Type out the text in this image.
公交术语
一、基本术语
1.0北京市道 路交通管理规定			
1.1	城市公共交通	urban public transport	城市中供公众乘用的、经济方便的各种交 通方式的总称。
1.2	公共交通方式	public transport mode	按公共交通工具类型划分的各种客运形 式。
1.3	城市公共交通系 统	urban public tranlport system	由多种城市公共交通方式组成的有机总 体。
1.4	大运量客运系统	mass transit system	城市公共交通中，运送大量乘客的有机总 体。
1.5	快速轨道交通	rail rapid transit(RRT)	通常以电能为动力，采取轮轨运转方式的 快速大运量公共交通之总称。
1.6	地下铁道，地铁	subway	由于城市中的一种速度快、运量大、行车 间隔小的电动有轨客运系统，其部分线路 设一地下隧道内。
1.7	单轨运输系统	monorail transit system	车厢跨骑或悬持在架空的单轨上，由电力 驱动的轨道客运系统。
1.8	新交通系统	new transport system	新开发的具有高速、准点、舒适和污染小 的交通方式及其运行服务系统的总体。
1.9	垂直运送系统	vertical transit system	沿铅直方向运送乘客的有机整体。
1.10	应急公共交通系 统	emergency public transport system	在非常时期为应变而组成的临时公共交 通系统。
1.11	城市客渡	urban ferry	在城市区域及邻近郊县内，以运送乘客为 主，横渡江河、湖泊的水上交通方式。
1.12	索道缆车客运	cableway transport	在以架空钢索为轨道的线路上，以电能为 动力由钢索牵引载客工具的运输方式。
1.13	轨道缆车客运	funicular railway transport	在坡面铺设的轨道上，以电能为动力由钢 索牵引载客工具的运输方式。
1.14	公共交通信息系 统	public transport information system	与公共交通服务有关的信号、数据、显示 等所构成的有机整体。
☆ ☆ ☆
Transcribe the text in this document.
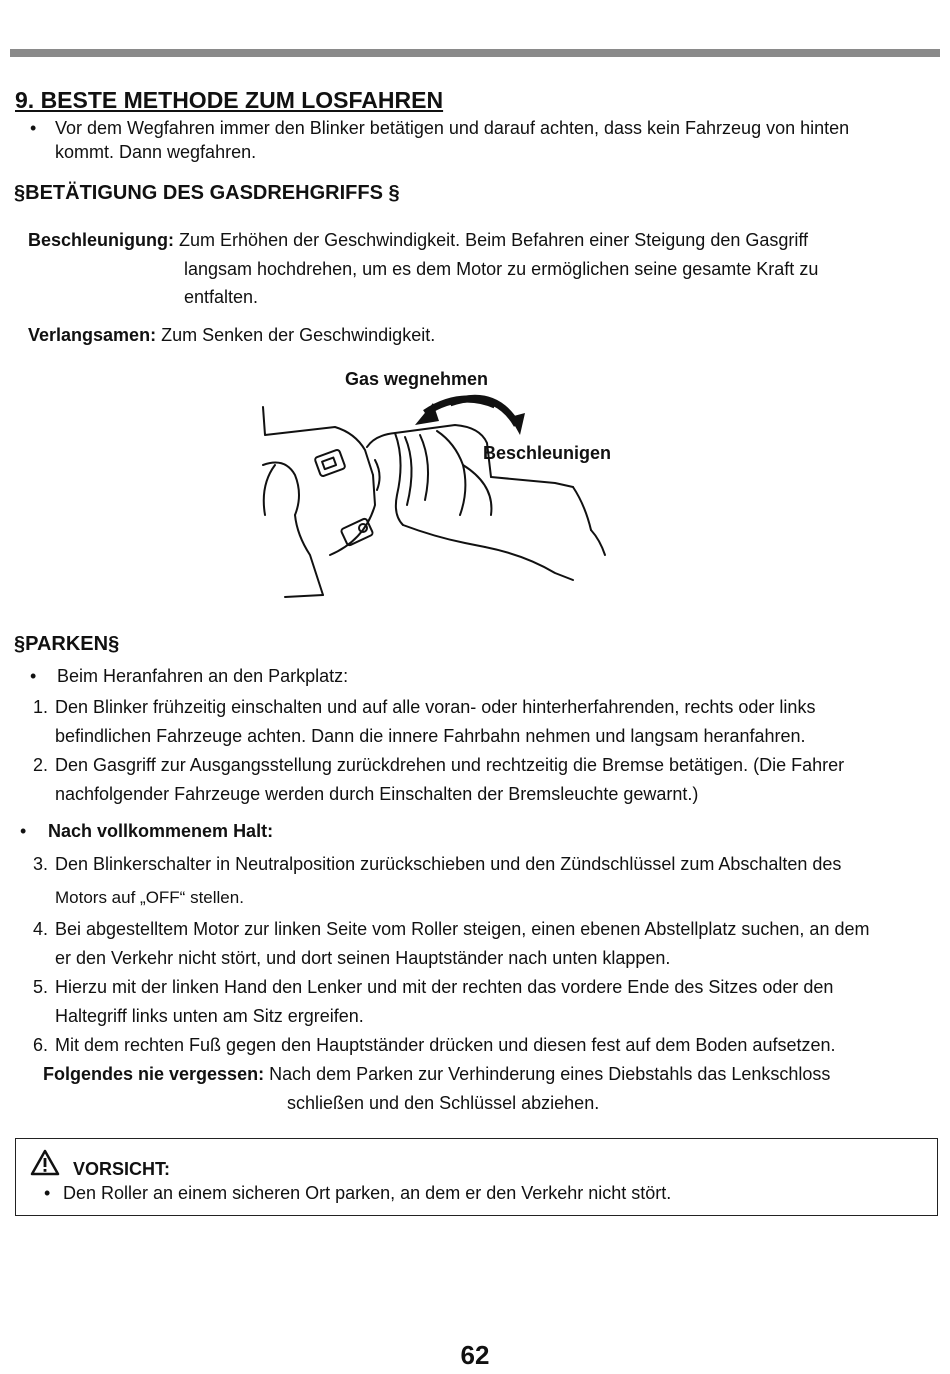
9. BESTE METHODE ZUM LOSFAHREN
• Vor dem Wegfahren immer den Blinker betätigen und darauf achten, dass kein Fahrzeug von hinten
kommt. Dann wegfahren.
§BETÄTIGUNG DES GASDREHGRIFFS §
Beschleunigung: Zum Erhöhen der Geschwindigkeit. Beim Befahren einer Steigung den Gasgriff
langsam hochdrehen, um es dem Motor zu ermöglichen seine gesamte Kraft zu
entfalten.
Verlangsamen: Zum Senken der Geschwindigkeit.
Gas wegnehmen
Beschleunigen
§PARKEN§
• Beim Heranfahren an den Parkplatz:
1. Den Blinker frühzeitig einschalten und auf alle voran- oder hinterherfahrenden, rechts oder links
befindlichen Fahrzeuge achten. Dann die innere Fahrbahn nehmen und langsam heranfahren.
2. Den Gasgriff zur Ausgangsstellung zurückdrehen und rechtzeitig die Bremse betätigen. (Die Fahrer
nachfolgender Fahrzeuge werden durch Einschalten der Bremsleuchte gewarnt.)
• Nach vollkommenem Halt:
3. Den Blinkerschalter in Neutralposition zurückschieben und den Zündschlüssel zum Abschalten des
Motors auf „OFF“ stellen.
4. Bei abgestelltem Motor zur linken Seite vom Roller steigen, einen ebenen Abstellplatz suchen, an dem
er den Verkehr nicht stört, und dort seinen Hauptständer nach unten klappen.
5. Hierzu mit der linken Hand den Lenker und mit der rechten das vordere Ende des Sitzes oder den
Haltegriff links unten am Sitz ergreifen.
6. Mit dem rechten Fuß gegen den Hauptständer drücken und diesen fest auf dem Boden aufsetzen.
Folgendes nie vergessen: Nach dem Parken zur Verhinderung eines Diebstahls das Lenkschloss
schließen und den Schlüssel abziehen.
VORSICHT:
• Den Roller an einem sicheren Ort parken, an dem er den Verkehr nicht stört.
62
☆ ☆ ☆
◆ **What the exercise asks**
Gather every line containing the word "achten" and copy it.

◆ **Correct response**
• Vor dem Wegfahren immer den Blinker betätigen und darauf achten, dass kein Fahrzeug von hinten
befindlichen Fahrzeuge achten. Dann die innere Fahrbahn nehmen und langsam heranfahren.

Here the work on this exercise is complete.